## OBJECTIVE
Write out all of the lines below, exactly and completely.

## Extracts from a graphics dataset

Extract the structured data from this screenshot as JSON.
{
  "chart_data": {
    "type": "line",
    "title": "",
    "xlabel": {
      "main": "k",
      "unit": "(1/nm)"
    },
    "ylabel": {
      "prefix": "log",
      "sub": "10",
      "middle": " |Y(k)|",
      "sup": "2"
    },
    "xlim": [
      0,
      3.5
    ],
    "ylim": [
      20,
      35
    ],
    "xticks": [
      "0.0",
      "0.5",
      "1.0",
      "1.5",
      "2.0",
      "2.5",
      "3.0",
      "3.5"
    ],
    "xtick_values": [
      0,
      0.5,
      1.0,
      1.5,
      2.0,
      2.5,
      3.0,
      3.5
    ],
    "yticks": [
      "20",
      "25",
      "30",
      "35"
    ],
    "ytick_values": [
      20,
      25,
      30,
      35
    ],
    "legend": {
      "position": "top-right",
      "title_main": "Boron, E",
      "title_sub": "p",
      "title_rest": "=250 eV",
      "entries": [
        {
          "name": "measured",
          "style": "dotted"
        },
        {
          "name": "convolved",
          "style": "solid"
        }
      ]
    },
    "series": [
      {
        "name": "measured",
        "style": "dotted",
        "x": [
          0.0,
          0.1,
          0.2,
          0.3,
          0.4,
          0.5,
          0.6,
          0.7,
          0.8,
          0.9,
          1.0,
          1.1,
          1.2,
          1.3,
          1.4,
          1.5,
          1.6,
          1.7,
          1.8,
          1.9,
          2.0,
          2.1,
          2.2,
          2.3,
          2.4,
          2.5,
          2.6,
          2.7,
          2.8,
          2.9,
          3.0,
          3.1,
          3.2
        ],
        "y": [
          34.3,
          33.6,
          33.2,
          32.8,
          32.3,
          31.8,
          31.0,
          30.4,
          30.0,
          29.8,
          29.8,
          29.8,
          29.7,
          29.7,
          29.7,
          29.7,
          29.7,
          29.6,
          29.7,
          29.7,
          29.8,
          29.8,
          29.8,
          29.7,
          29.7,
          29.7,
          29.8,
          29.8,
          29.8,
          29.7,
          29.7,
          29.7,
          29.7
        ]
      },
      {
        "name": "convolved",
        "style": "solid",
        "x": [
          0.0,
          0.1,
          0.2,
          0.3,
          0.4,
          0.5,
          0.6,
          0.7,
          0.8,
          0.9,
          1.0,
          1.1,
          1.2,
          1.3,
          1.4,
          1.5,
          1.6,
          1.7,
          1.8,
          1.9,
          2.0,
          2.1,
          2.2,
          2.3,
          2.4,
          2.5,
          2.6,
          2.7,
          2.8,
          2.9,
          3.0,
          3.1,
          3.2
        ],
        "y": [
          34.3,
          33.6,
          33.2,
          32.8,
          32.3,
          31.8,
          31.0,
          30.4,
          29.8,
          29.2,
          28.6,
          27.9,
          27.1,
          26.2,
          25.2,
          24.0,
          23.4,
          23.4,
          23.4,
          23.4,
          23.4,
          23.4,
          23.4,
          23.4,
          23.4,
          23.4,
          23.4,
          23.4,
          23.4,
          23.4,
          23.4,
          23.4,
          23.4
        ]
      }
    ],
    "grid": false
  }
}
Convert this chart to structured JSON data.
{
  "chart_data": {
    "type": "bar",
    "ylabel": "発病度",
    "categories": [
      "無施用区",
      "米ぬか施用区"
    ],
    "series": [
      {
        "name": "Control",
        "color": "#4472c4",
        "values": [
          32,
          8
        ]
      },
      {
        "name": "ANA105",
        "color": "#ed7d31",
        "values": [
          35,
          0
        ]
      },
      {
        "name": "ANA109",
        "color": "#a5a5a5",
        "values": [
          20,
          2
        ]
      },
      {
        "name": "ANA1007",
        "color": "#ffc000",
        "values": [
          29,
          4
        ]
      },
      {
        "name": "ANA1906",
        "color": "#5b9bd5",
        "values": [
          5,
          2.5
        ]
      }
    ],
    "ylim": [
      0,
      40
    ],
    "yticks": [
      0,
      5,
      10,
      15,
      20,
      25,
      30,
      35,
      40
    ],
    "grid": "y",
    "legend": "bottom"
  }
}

## THE OUTPUT
Extract the structured data from this screenshot as JSON.
{
  "chart_data": {
    "type": "line",
    "title": "",
    "xlabel": {
      "main": "k",
      "unit": "(1/nm)"
    },
    "ylabel": {
      "prefix": "log",
      "sub": "10",
      "middle": " |Y(k)|",
      "sup": "2"
    },
    "xlim": [
      0,
      3.5
    ],
    "ylim": [
      20,
      35
    ],
    "xticks": [
      "0.0",
      "0.5",
      "1.0",
      "1.5",
      "2.0",
      "2.5",
      "3.0",
      "3.5"
    ],
    "xtick_values": [
      0,
      0.5,
      1.0,
      1.5,
      2.0,
      2.5,
      3.0,
      3.5
    ],
    "yticks": [
      "20",
      "25",
      "30",
      "35"
    ],
    "ytick_values": [
      20,
      25,
      30,
      35
    ],
    "legend": {
      "position": "top-right",
      "title_main": "Boron, E",
      "title_sub": "p",
      "title_rest": "=250 eV",
      "entries": [
        {
          "name": "measured",
          "style": "dotted"
        },
        {
          "name": "convolved",
          "style": "solid"
        }
      ]
    },
    "series": [
      {
        "name": "measured",
        "style": "dotted",
        "x": [
          0.0,
          0.1,
          0.2,
          0.3,
          0.4,
          0.5,
          0.6,
          0.7,
          0.8,
          0.9,
          1.0,
          1.1,
          1.2,
          1.3,
          1.4,
          1.5,
          1.6,
          1.7,
          1.8,
          1.9,
          2.0,
          2.1,
          2.2,
          2.3,
          2.4,
          2.5,
          2.6,
          2.7,
          2.8,
          2.9,
          3.0,
          3.1,
          3.2
        ],
        "y": [
          34.3,
          33.6,
          33.2,
          32.8,
          32.3,
          31.8,
          31.0,
          30.4,
          30.0,
          29.8,
          29.8,
          29.8,
          29.7,
          29.7,
          29.7,
          29.7,
          29.7,
          29.6,
          29.7,
          29.7,
          29.8,
          29.8,
          29.8,
          29.7,
          29.7,
          29.7,
          29.8,
          29.8,
          29.8,
          29.7,
          29.7,
          29.7,
          29.7
        ]
      },
      {
        "name": "convolved",
        "style": "solid",
        "x": [
          0.0,
          0.1,
          0.2,
          0.3,
          0.4,
          0.5,
          0.6,
          0.7,
          0.8,
          0.9,
          1.0,
          1.1,
          1.2,
          1.3,
          1.4,
          1.5,
          1.6,
          1.7,
          1.8,
          1.9,
          2.0,
          2.1,
          2.2,
          2.3,
          2.4,
          2.5,
          2.6,
          2.7,
          2.8,
          2.9,
          3.0,
          3.1,
          3.2
        ],
        "y": [
          34.3,
          33.6,
          33.2,
          32.8,
          32.3,
          31.8,
          31.0,
          30.4,
          29.8,
          29.2,
          28.6,
          27.9,
          27.1,
          26.2,
          25.2,
          24.0,
          23.4,
          23.4,
          23.4,
          23.4,
          23.4,
          23.4,
          23.4,
          23.4,
          23.4,
          23.4,
          23.4,
          23.4,
          23.4,
          23.4,
          23.4,
          23.4,
          23.4
        ]
      }
    ],
    "grid": false
  }
}
Convert this chart to structured JSON data.
{
  "chart_data": {
    "type": "bar",
    "ylabel": "発病度",
    "categories": [
      "無施用区",
      "米ぬか施用区"
    ],
    "series": [
      {
        "name": "Control",
        "color": "#4472c4",
        "values": [
          32,
          8
        ]
      },
      {
        "name": "ANA105",
        "color": "#ed7d31",
        "values": [
          35,
          0
        ]
      },
      {
        "name": "ANA109",
        "color": "#a5a5a5",
        "values": [
          20,
          2
        ]
      },
      {
        "name": "ANA1007",
        "color": "#ffc000",
        "values": [
          29,
          4
        ]
      },
      {
        "name": "ANA1906",
        "color": "#5b9bd5",
        "values": [
          5,
          2.5
        ]
      }
    ],
    "ylim": [
      0,
      40
    ],
    "yticks": [
      0,
      5,
      10,
      15,
      20,
      25,
      30,
      35,
      40
    ],
    "grid": "y",
    "legend": "bottom"
  }
}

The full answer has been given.